> [EXTRACT TO READ]:
────────────────
Also, I'm going on a church camp this weekend in case anyone wonders why I'm not here.

Finally while it lacks the theme of most recent pairings, I thought that the hardest to pull off would be Paoi/Takamichi.

edited 17th Mar '11 11:09:03 PM by Sereg

IniquitusTheThird Laugh into the rain. from Wossname. Since: Dec, 2010
Laugh into the rain.
#4247: Mar 18th 2011 at 3:44:51 AM

[Title To Come] - Chapter Next-One: Seven-Faced Collide - Precoil 2

Several Weeks Later

Gin walked leisurely down one of the many halls that linked the bowels of Las Noches. This day seemed so much like every other one. He sighed. Ever since he had finished helping Ita-kun learn the last parts of Shikai, he'd had nothing to do at all, and he was bored out of his skull.

He turned the last corner and found Aizen gazing at the little sphere known as the Hogyouku. "Geez, what's that thing do anyway? I'm pretty sure turning a bunch of ugly Hollows into wannabe Soul Reapers isn't the reason Urahara-kun hid that thing so well."
────────────────
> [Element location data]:

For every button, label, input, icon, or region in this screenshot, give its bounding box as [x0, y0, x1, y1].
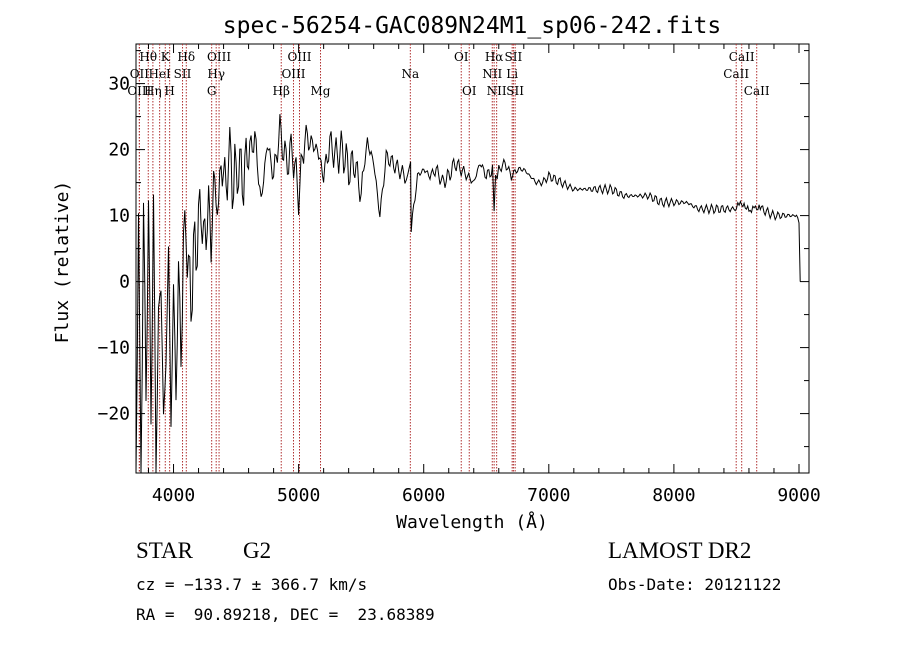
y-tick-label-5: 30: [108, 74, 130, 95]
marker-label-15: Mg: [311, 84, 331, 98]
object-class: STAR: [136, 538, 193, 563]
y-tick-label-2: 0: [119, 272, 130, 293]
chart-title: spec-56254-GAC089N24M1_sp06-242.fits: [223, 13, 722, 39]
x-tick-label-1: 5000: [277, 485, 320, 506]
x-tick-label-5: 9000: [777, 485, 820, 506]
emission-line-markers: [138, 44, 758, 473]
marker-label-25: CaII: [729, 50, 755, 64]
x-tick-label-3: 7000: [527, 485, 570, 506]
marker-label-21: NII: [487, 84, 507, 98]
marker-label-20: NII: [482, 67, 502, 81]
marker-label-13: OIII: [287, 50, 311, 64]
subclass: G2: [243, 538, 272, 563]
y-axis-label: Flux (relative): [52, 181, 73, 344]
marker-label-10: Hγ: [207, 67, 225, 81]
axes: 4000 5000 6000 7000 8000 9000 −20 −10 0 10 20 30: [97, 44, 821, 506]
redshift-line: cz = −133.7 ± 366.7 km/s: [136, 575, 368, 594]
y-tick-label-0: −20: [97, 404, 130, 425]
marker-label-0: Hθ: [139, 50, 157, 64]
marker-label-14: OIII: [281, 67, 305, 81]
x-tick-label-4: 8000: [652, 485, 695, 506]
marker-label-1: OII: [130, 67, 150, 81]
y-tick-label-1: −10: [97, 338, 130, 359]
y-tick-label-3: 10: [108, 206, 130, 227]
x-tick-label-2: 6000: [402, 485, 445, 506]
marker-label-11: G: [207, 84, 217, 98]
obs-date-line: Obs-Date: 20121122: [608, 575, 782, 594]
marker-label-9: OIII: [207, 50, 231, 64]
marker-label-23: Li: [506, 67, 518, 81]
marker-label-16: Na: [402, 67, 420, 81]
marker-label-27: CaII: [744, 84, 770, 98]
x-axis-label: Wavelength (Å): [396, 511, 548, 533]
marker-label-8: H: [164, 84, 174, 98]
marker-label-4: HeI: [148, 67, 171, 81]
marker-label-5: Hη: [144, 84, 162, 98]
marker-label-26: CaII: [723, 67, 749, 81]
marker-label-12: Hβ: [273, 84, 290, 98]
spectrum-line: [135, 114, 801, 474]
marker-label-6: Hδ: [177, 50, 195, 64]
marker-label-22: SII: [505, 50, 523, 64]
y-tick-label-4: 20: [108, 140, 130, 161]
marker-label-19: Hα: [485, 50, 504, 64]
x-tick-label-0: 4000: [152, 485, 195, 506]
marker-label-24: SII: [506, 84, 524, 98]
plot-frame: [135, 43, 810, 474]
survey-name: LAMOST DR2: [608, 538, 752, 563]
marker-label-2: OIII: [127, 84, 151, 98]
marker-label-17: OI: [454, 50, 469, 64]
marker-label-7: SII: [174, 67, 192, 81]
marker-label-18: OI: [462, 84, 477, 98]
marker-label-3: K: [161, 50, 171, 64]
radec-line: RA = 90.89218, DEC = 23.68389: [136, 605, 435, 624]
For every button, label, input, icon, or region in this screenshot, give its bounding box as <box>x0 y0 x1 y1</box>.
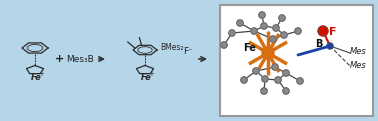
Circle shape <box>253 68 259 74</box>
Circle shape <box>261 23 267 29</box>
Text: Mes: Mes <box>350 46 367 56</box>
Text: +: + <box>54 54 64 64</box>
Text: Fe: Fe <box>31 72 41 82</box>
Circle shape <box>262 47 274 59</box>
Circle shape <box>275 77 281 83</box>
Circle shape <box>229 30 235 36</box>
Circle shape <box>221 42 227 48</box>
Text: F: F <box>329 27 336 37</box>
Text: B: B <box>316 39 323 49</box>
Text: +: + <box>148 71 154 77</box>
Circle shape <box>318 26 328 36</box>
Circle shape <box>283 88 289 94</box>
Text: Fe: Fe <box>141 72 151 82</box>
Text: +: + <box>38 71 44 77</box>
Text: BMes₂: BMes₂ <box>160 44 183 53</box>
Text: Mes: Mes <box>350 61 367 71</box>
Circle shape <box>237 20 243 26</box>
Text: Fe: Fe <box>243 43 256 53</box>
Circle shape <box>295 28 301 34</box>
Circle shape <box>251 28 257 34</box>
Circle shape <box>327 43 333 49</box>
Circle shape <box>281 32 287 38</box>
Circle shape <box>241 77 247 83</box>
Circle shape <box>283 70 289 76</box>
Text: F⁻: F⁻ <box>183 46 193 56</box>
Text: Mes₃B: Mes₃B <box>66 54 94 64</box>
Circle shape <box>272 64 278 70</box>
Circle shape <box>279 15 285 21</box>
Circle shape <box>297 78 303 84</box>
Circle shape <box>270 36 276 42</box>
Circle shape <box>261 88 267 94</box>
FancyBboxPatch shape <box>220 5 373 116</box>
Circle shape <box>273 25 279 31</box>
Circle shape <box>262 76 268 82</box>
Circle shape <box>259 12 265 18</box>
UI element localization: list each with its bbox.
────────────────
> [PROBLEMS TO SOLVE]:
A) Answer these questions about the forum post:
(i) Where does the first poster say they are going this weekend?
(ii) How much later is the start of the chapter set?
(iii) What had Gin finished helping Ita-kun learn?
B) Print only the lines of the listing from the one containing "Circle shape <box>253 68 259 74</box>" through the one containing "Circle shape <box>259 12 265 18</box>", including both of those lines.
The forum post and the listing come from unrelated sources.

> [RESULTS]:
A)
(i) On a church camp.
(ii) Several weeks later.
(iii) The last parts of Shikai.

B)
Circle shape <box>253 68 259 74</box>
Circle shape <box>261 23 267 29</box>
Text: Mes: Mes <box>350 46 367 56</box>
Text: +: + <box>54 54 64 64</box>
Text: Fe: Fe <box>31 72 41 82</box>
Circle shape <box>262 47 274 59</box>
Circle shape <box>275 77 281 83</box>
Circle shape <box>229 30 235 36</box>
Circle shape <box>221 42 227 48</box>
Text: F: F <box>329 27 336 37</box>
Text: B: B <box>316 39 323 49</box>
Text: +: + <box>148 71 154 77</box>
Circle shape <box>318 26 328 36</box>
Circle shape <box>283 88 289 94</box>
Text: Fe: Fe <box>141 72 151 82</box>
Text: +: + <box>38 71 44 77</box>
Text: BMes₂: BMes₂ <box>160 44 183 53</box>
Text: Mes: Mes <box>350 61 367 71</box>
Circle shape <box>237 20 243 26</box>
Text: Fe: Fe <box>243 43 256 53</box>
Circle shape <box>295 28 301 34</box>
Circle shape <box>251 28 257 34</box>
Circle shape <box>327 43 333 49</box>
Circle shape <box>281 32 287 38</box>
Circle shape <box>241 77 247 83</box>
Circle shape <box>283 70 289 76</box>
Text: F⁻: F⁻ <box>183 46 193 56</box>
Text: Mes₃B: Mes₃B <box>66 54 94 64</box>
Circle shape <box>272 64 278 70</box>
Circle shape <box>279 15 285 21</box>
Circle shape <box>297 78 303 84</box>
Circle shape <box>270 36 276 42</box>
Circle shape <box>261 88 267 94</box>
FancyBboxPatch shape <box>220 5 373 116</box>
Circle shape <box>273 25 279 31</box>
Circle shape <box>262 76 268 82</box>
Circle shape <box>259 12 265 18</box>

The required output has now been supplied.